All the data should come back exactly as it was given.

|---|

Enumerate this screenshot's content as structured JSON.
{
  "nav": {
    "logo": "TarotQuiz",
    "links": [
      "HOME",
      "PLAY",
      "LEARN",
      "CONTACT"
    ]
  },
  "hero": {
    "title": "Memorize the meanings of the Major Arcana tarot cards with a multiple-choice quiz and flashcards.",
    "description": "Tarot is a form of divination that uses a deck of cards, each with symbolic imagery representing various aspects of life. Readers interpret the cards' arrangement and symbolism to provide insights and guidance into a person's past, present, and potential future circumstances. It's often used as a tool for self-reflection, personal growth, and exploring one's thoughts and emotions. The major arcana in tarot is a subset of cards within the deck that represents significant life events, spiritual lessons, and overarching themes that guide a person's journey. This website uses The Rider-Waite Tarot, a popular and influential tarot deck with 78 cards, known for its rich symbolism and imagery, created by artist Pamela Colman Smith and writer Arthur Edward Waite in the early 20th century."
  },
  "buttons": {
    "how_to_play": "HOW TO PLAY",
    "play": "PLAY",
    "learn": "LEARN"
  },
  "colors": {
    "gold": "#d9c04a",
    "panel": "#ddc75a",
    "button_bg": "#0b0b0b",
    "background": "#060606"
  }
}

|---|

:: Result ::
Enumerate this screenshot's content as structured JSON.
{
  "nav": {
    "logo": "TarotQuiz",
    "links": [
      "HOME",
      "PLAY",
      "LEARN",
      "CONTACT"
    ]
  },
  "hero": {
    "title": "Memorize the meanings of the Major Arcana tarot cards with a multiple-choice quiz and flashcards.",
    "description": "Tarot is a form of divination that uses a deck of cards, each with symbolic imagery representing various aspects of life. Readers interpret the cards' arrangement and symbolism to provide insights and guidance into a person's past, present, and potential future circumstances. It's often used as a tool for self-reflection, personal growth, and exploring one's thoughts and emotions. The major arcana in tarot is a subset of cards within the deck that represents significant life events, spiritual lessons, and overarching themes that guide a person's journey. This website uses The Rider-Waite Tarot, a popular and influential tarot deck with 78 cards, known for its rich symbolism and imagery, created by artist Pamela Colman Smith and writer Arthur Edward Waite in the early 20th century."
  },
  "buttons": {
    "how_to_play": "HOW TO PLAY",
    "play": "PLAY",
    "learn": "LEARN"
  },
  "colors": {
    "gold": "#d9c04a",
    "panel": "#ddc75a",
    "button_bg": "#0b0b0b",
    "background": "#060606"
  }
}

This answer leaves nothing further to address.